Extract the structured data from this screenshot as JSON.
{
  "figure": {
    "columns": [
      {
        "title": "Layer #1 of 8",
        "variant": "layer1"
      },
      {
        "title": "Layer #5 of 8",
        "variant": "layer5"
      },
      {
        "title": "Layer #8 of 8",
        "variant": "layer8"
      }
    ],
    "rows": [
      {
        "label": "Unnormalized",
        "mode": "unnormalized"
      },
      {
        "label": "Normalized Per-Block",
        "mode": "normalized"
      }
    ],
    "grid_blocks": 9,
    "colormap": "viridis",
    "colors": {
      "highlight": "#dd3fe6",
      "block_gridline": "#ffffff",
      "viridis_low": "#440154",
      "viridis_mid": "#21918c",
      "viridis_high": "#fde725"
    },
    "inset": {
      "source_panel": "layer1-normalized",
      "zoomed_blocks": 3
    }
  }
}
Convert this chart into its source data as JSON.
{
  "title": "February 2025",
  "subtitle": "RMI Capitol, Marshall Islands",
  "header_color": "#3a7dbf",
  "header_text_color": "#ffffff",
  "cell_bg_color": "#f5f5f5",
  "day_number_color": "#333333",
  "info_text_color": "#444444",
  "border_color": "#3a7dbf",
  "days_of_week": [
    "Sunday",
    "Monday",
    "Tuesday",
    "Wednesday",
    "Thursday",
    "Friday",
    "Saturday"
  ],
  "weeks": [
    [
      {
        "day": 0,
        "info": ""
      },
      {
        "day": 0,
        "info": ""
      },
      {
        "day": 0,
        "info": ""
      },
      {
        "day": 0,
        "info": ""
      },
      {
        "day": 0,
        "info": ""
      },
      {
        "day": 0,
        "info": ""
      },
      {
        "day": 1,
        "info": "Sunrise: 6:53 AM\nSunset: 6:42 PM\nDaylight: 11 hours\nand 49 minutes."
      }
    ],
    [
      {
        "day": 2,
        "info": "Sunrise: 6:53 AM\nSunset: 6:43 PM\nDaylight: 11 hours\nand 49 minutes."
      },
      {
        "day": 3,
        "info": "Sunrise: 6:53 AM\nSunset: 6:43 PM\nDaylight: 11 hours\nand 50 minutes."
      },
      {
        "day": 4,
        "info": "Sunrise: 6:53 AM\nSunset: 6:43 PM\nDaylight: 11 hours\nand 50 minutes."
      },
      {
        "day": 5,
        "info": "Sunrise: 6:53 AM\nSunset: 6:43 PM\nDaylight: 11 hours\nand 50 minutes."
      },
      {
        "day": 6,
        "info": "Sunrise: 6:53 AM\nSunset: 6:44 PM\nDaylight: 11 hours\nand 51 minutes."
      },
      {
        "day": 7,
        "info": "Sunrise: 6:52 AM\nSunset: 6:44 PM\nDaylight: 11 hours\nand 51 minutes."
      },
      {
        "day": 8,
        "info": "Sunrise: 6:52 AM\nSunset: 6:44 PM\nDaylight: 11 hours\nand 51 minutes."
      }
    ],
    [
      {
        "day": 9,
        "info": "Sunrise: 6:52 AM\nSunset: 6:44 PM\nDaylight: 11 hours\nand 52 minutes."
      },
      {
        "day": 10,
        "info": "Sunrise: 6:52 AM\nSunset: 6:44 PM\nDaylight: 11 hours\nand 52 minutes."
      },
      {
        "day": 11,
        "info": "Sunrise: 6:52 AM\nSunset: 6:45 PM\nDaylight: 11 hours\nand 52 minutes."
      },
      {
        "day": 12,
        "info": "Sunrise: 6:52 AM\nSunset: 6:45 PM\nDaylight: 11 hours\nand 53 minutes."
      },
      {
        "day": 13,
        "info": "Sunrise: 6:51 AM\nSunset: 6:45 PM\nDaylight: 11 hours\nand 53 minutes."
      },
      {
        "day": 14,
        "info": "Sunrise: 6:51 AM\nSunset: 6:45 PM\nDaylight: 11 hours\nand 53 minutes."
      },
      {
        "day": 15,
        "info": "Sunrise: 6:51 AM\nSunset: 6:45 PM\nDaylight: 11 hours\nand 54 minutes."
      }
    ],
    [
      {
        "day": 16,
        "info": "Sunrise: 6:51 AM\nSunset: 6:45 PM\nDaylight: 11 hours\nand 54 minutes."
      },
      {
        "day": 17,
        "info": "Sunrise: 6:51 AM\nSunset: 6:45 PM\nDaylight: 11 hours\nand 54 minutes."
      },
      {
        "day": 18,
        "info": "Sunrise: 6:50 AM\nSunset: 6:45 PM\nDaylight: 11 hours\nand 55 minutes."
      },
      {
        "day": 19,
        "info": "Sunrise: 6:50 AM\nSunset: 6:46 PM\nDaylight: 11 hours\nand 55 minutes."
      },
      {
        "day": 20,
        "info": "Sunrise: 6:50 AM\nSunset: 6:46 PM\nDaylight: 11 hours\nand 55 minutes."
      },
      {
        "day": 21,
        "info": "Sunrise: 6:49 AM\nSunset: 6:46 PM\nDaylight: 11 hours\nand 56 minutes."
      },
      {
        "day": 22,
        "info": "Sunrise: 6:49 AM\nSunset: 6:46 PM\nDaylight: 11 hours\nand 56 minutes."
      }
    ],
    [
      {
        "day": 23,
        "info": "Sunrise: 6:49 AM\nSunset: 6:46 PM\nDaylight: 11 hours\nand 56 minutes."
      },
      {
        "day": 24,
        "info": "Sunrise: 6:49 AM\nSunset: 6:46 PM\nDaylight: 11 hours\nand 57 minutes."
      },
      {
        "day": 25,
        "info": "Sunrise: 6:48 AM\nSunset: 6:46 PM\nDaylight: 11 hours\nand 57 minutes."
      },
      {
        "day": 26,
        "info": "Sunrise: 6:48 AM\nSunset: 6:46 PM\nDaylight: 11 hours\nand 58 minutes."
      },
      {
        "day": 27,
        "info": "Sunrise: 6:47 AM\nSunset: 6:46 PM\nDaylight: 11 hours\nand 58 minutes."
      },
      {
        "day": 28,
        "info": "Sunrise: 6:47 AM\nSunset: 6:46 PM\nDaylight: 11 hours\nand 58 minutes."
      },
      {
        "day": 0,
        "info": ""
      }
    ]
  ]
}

EXERCISE DETAILS: Reproduce all the records precisely.

OUTPUT OF THE TASK:
Extract the structured data from this screenshot as JSON.
{
  "figure": {
    "columns": [
      {
        "title": "Layer #1 of 8",
        "variant": "layer1"
      },
      {
        "title": "Layer #5 of 8",
        "variant": "layer5"
      },
      {
        "title": "Layer #8 of 8",
        "variant": "layer8"
      }
    ],
    "rows": [
      {
        "label": "Unnormalized",
        "mode": "unnormalized"
      },
      {
        "label": "Normalized Per-Block",
        "mode": "normalized"
      }
    ],
    "grid_blocks": 9,
    "colormap": "viridis",
    "colors": {
      "highlight": "#dd3fe6",
      "block_gridline": "#ffffff",
      "viridis_low": "#440154",
      "viridis_mid": "#21918c",
      "viridis_high": "#fde725"
    },
    "inset": {
      "source_panel": "layer1-normalized",
      "zoomed_blocks": 3
    }
  }
}
Convert this chart into its source data as JSON.
{
  "title": "February 2025",
  "subtitle": "RMI Capitol, Marshall Islands",
  "header_color": "#3a7dbf",
  "header_text_color": "#ffffff",
  "cell_bg_color": "#f5f5f5",
  "day_number_color": "#333333",
  "info_text_color": "#444444",
  "border_color": "#3a7dbf",
  "days_of_week": [
    "Sunday",
    "Monday",
    "Tuesday",
    "Wednesday",
    "Thursday",
    "Friday",
    "Saturday"
  ],
  "weeks": [
    [
      {
        "day": 0,
        "info": ""
      },
      {
        "day": 0,
        "info": ""
      },
      {
        "day": 0,
        "info": ""
      },
      {
        "day": 0,
        "info": ""
      },
      {
        "day": 0,
        "info": ""
      },
      {
        "day": 0,
        "info": ""
      },
      {
        "day": 1,
        "info": "Sunrise: 6:53 AM\nSunset: 6:42 PM\nDaylight: 11 hours\nand 49 minutes."
      }
    ],
    [
      {
        "day": 2,
        "info": "Sunrise: 6:53 AM\nSunset: 6:43 PM\nDaylight: 11 hours\nand 49 minutes."
      },
      {
        "day": 3,
        "info": "Sunrise: 6:53 AM\nSunset: 6:43 PM\nDaylight: 11 hours\nand 50 minutes."
      },
      {
        "day": 4,
        "info": "Sunrise: 6:53 AM\nSunset: 6:43 PM\nDaylight: 11 hours\nand 50 minutes."
      },
      {
        "day": 5,
        "info": "Sunrise: 6:53 AM\nSunset: 6:43 PM\nDaylight: 11 hours\nand 50 minutes."
      },
      {
        "day": 6,
        "info": "Sunrise: 6:53 AM\nSunset: 6:44 PM\nDaylight: 11 hours\nand 51 minutes."
      },
      {
        "day": 7,
        "info": "Sunrise: 6:52 AM\nSunset: 6:44 PM\nDaylight: 11 hours\nand 51 minutes."
      },
      {
        "day": 8,
        "info": "Sunrise: 6:52 AM\nSunset: 6:44 PM\nDaylight: 11 hours\nand 51 minutes."
      }
    ],
    [
      {
        "day": 9,
        "info": "Sunrise: 6:52 AM\nSunset: 6:44 PM\nDaylight: 11 hours\nand 52 minutes."
      },
      {
        "day": 10,
        "info": "Sunrise: 6:52 AM\nSunset: 6:44 PM\nDaylight: 11 hours\nand 52 minutes."
      },
      {
        "day": 11,
        "info": "Sunrise: 6:52 AM\nSunset: 6:45 PM\nDaylight: 11 hours\nand 52 minutes."
      },
      {
        "day": 12,
        "info": "Sunrise: 6:52 AM\nSunset: 6:45 PM\nDaylight: 11 hours\nand 53 minutes."
      },
      {
        "day": 13,
        "info": "Sunrise: 6:51 AM\nSunset: 6:45 PM\nDaylight: 11 hours\nand 53 minutes."
      },
      {
        "day": 14,
        "info": "Sunrise: 6:51 AM\nSunset: 6:45 PM\nDaylight: 11 hours\nand 53 minutes."
      },
      {
        "day": 15,
        "info": "Sunrise: 6:51 AM\nSunset: 6:45 PM\nDaylight: 11 hours\nand 54 minutes."
      }
    ],
    [
      {
        "day": 16,
        "info": "Sunrise: 6:51 AM\nSunset: 6:45 PM\nDaylight: 11 hours\nand 54 minutes."
      },
      {
        "day": 17,
        "info": "Sunrise: 6:51 AM\nSunset: 6:45 PM\nDaylight: 11 hours\nand 54 minutes."
      },
      {
        "day": 18,
        "info": "Sunrise: 6:50 AM\nSunset: 6:45 PM\nDaylight: 11 hours\nand 55 minutes."
      },
      {
        "day": 19,
        "info": "Sunrise: 6:50 AM\nSunset: 6:46 PM\nDaylight: 11 hours\nand 55 minutes."
      },
      {
        "day": 20,
        "info": "Sunrise: 6:50 AM\nSunset: 6:46 PM\nDaylight: 11 hours\nand 55 minutes."
      },
      {
        "day": 21,
        "info": "Sunrise: 6:49 AM\nSunset: 6:46 PM\nDaylight: 11 hours\nand 56 minutes."
      },
      {
        "day": 22,
        "info": "Sunrise: 6:49 AM\nSunset: 6:46 PM\nDaylight: 11 hours\nand 56 minutes."
      }
    ],
    [
      {
        "day": 23,
        "info": "Sunrise: 6:49 AM\nSunset: 6:46 PM\nDaylight: 11 hours\nand 56 minutes."
      },
      {
        "day": 24,
        "info": "Sunrise: 6:49 AM\nSunset: 6:46 PM\nDaylight: 11 hours\nand 57 minutes."
      },
      {
        "day": 25,
        "info": "Sunrise: 6:48 AM\nSunset: 6:46 PM\nDaylight: 11 hours\nand 57 minutes."
      },
      {
        "day": 26,
        "info": "Sunrise: 6:48 AM\nSunset: 6:46 PM\nDaylight: 11 hours\nand 58 minutes."
      },
      {
        "day": 27,
        "info": "Sunrise: 6:47 AM\nSunset: 6:46 PM\nDaylight: 11 hours\nand 58 minutes."
      },
      {
        "day": 28,
        "info": "Sunrise: 6:47 AM\nSunset: 6:46 PM\nDaylight: 11 hours\nand 58 minutes."
      },
      {
        "day": 0,
        "info": ""
      }
    ]
  ]
}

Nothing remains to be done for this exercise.